Document excerpt section start

Next.js Image Optimizer Vulnerability (CVE-2025-59471) Exposes Self-Hosted Apps to DoS Attacks

A critical Denial-of-Service (DoS) vulnerability has been identified in self-hosted Next.js applications, exposing them to potential memory exhaustion attacks. The flaw, tracked as CVE-2025-59471, resides in the framework's Image Optimizer endpoint (`/_next/image`). When applications have `remotePatterns` configured, this endpoint fetches external images entirely into memory without imposing a maximum size limit. This oversight allows a malicious actor to trigger out-of-memory conditions by repeatedly requesting or crafting oversized image payloads, potentially crashing the application server.

The vulnerability specifically affects the Next.js framework, a popular React-based tool for building web applications, developed by Vercel. The security advisory was published via GitHub, and the issue is addressed in version 16.2.3. The update is classified as a security fix, prompting automated dependency management tools like RenovateBot to flag the pull request with a [SECURITY] tag. The patch moves applications from version 16.1.3 to 16.2.3, closing the security gap in the image optimization pipeline.

Document excerpt section end

Questions:
a) According to the Next.js vulnerability article, which endpoint contains the flaw tracked as CVE-2025-59471?
b) Continue the article on the Next.js image optimizer vulnerability, starting after its final sentence.

Excerpted data section start

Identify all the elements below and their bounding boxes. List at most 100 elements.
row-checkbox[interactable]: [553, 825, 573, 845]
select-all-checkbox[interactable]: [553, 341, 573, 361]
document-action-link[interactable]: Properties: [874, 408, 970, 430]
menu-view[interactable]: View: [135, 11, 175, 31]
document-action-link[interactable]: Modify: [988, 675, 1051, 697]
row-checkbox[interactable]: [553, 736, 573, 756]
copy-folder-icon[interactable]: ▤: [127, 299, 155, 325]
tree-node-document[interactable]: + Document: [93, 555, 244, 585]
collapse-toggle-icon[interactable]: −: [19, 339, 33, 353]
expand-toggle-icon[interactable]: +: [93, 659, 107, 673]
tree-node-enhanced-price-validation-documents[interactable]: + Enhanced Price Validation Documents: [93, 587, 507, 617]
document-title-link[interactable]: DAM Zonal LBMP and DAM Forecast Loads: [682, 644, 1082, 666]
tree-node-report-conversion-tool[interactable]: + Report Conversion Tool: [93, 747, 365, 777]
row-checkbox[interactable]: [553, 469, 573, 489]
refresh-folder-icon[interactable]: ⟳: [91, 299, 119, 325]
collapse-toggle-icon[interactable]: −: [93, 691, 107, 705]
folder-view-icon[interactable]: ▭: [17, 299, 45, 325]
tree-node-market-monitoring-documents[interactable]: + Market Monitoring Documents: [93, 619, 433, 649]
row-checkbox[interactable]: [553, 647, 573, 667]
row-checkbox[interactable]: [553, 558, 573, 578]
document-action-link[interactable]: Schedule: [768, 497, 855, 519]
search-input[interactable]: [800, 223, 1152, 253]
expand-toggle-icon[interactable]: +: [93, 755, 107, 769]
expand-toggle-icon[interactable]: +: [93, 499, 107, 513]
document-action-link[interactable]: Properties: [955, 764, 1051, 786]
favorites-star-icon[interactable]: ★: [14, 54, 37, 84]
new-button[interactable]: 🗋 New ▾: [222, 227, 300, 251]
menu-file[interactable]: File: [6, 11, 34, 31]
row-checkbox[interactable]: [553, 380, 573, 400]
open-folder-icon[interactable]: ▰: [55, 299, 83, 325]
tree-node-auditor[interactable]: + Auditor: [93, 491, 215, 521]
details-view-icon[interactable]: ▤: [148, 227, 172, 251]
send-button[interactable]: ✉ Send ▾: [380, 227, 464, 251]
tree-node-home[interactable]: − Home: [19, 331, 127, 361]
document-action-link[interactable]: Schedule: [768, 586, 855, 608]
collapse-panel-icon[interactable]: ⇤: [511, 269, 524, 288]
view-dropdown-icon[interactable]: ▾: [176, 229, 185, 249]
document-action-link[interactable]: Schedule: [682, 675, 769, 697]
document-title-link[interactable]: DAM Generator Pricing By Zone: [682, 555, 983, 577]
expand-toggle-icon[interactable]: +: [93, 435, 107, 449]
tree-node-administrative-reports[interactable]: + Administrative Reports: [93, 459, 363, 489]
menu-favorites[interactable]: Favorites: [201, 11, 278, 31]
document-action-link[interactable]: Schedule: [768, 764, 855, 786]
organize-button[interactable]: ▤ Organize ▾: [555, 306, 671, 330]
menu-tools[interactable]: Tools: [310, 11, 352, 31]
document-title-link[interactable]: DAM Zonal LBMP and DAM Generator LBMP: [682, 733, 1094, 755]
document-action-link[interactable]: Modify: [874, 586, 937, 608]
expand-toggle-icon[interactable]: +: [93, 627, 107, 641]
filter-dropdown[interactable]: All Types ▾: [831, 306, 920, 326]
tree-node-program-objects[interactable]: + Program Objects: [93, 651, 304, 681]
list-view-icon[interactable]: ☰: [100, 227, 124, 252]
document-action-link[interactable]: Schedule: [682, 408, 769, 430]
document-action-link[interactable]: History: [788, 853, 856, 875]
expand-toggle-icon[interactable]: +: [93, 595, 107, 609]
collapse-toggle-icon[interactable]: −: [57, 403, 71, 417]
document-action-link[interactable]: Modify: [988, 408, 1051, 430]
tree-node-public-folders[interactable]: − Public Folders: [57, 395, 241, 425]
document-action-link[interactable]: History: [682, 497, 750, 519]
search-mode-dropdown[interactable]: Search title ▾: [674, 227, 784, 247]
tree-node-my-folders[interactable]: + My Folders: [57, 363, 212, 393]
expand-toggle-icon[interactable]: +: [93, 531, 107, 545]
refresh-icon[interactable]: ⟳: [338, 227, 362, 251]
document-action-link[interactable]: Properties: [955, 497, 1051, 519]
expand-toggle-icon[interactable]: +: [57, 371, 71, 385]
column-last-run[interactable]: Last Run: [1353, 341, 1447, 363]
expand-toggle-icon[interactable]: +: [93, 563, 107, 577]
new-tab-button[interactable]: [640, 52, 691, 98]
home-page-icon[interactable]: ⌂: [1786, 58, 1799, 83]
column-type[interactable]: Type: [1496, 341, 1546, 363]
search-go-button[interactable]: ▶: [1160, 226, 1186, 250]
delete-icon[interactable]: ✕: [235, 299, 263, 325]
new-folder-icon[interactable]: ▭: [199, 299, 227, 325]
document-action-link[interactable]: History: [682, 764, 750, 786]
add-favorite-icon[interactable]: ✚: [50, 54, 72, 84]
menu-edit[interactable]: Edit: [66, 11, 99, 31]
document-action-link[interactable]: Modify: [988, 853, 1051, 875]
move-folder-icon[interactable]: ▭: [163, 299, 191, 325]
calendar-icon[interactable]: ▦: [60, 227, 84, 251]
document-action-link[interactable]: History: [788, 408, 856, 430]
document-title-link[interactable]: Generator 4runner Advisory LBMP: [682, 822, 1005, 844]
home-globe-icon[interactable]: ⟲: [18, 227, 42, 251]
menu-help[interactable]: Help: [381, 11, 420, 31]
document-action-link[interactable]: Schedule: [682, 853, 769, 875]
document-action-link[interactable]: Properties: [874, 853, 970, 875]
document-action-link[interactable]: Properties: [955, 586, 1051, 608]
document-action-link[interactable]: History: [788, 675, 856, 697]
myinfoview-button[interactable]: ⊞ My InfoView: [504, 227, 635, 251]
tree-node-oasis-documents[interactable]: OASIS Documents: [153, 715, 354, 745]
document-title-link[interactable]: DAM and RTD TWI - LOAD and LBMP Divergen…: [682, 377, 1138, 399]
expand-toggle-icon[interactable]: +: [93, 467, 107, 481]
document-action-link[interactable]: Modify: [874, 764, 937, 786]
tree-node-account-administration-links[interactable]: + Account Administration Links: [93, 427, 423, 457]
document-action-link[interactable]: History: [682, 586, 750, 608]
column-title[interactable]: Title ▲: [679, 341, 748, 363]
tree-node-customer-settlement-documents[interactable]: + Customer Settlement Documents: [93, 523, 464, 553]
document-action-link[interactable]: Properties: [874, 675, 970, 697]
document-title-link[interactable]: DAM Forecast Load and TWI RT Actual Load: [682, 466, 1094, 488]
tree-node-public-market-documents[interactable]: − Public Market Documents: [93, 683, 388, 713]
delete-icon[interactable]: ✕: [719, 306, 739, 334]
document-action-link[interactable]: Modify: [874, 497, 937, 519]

Excerpted data section end

Expected outputs:
a) The Image Optimizer endpoint, `/_next/image`.

b)
This vulnerability places significant operational risk on any organization running a self-hosted Next.js instance with image optimization enabled for external sources. The lack of a memory cap on ingested images creates a direct vector for resource exhaustion, making applications susceptible to downtime. Developers and DevOps teams must prioritize applying this update to mitigate the immediate risk of service disruption and ensure their application's resilience against targeted DoS attempts. The fix underscores the ongoing necessity of rigorous dependency management in modern software supply chains.